Give only the number of lines that contain the word "document".

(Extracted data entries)
--*--

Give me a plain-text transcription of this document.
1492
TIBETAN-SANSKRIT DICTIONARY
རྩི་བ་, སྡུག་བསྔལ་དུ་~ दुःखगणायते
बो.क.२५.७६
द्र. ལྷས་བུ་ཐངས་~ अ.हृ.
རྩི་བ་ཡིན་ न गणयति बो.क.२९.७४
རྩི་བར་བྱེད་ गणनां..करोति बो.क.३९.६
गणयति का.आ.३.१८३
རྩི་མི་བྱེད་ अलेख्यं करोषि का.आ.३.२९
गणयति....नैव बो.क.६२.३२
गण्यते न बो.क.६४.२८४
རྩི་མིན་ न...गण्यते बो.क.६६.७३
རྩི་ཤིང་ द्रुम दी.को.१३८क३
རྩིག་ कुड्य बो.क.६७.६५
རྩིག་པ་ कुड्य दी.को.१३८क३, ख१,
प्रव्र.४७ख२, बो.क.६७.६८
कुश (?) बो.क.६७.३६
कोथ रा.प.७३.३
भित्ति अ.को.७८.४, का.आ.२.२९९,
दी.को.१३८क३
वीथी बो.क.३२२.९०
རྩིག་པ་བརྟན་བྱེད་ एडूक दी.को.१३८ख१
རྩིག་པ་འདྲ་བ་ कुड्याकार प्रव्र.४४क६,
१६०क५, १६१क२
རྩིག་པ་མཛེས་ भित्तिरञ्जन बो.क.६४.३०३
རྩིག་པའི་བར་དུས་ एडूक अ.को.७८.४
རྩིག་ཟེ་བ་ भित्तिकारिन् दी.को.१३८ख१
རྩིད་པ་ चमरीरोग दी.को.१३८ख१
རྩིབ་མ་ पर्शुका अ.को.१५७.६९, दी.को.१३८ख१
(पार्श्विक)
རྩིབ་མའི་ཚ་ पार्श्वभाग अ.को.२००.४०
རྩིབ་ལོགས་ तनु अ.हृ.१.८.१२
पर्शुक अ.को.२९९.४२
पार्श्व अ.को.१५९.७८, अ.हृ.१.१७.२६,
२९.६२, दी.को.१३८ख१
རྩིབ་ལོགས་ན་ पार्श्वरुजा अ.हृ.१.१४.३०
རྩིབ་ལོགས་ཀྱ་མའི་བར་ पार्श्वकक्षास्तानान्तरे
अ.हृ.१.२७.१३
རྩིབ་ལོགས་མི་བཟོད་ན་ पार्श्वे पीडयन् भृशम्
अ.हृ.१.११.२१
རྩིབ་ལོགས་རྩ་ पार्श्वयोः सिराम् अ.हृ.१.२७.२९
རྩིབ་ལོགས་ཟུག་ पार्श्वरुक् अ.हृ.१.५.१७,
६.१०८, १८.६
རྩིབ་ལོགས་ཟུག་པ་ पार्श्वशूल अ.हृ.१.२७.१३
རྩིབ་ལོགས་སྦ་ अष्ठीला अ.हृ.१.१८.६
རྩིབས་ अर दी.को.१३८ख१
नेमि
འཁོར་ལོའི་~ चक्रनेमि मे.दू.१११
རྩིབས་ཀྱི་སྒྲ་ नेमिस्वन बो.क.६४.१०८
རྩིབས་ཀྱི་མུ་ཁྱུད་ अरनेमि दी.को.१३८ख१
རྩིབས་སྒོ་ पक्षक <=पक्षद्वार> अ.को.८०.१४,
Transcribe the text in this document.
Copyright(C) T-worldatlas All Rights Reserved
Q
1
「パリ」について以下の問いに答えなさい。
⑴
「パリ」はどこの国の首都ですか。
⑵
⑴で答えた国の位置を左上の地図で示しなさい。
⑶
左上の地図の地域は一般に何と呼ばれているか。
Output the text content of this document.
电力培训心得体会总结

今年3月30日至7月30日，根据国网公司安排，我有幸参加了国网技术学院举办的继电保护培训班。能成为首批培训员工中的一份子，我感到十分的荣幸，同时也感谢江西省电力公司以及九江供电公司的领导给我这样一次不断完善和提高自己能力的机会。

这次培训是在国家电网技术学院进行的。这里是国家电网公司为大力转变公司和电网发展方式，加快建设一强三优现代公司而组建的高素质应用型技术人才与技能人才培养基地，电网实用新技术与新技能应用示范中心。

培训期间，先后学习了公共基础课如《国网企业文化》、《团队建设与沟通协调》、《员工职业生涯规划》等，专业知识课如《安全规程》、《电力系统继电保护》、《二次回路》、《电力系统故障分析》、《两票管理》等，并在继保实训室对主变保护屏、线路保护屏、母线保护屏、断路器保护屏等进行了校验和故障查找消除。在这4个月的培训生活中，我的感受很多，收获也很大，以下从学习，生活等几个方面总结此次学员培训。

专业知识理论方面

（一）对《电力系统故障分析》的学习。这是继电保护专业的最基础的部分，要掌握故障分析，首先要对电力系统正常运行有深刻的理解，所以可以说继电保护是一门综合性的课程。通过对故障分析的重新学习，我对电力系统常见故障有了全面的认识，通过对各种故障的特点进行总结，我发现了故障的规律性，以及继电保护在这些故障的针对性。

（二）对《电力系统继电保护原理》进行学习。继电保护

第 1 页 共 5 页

--*--

THE ANSWER → 3